Every line holding the string "gaps" should be gathered.

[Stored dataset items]
========================================

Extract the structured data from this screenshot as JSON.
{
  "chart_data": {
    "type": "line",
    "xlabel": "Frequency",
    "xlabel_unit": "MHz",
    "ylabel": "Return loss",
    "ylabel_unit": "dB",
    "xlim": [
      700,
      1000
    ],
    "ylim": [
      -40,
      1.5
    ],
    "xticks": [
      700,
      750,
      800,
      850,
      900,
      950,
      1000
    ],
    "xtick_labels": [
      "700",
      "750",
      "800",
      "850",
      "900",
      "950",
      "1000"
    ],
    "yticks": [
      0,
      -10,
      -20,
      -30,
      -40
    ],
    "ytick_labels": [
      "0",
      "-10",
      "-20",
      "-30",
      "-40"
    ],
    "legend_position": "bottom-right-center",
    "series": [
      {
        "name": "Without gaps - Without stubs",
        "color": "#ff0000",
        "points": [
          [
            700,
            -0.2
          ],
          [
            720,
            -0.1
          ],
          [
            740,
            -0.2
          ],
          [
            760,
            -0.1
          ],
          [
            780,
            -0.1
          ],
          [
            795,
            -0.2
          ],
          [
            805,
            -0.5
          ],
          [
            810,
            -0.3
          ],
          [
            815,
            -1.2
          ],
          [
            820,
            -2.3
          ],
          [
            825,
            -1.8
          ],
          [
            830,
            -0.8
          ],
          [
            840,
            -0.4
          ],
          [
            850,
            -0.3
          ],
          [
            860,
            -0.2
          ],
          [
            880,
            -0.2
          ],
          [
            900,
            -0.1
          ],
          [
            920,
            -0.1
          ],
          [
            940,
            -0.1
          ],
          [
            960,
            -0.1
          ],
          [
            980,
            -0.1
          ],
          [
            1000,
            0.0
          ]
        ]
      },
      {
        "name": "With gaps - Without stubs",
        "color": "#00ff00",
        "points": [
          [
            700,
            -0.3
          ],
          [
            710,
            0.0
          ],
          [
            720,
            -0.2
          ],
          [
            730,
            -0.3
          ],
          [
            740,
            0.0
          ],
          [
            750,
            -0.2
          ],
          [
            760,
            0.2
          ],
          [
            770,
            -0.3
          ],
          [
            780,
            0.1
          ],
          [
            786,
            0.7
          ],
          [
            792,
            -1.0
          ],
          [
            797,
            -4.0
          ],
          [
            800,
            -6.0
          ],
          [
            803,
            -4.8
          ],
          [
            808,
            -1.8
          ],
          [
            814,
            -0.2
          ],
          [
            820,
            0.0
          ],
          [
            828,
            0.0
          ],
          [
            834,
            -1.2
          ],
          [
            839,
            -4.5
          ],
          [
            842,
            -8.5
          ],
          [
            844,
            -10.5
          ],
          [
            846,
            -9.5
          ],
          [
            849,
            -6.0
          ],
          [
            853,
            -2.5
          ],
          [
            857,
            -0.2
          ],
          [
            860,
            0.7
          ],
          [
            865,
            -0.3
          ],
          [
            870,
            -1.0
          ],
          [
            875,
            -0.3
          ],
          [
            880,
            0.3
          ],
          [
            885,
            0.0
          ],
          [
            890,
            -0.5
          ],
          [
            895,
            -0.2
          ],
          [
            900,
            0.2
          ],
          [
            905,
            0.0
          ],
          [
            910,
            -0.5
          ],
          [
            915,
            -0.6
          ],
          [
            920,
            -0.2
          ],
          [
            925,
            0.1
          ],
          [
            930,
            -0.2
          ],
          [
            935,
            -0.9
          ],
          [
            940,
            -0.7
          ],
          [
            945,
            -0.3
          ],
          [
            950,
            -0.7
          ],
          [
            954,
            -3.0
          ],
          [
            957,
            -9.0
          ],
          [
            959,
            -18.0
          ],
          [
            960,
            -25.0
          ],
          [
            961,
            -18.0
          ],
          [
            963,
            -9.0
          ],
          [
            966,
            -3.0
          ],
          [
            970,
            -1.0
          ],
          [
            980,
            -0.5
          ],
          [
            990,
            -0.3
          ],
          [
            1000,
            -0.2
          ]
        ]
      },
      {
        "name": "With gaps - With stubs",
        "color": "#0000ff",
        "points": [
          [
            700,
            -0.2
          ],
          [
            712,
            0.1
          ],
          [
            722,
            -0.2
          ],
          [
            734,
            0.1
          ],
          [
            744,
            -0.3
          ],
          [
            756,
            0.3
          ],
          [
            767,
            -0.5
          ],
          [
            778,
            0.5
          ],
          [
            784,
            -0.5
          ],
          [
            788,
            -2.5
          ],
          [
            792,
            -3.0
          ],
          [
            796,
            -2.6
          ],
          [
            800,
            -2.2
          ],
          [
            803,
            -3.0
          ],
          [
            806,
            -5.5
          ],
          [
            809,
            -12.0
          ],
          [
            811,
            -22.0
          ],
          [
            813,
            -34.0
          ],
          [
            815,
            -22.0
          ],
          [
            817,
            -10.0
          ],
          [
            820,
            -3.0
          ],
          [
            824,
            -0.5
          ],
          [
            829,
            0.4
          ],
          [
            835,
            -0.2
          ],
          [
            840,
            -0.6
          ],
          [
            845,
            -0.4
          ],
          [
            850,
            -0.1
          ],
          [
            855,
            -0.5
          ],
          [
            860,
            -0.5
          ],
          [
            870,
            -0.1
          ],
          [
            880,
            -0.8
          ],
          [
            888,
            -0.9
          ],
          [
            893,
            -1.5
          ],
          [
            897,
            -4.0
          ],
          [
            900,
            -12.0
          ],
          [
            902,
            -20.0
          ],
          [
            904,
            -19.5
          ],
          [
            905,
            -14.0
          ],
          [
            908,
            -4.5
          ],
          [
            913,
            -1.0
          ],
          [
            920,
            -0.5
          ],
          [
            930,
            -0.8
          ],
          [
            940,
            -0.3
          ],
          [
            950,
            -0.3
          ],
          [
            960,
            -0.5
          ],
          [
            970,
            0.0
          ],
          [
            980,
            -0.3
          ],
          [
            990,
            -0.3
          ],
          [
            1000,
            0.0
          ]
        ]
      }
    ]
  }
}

========================================

● REPLY:
        "name": "Without gaps - Without stubs",
        "name": "With gaps - Without stubs",
        "name": "With gaps - With stubs",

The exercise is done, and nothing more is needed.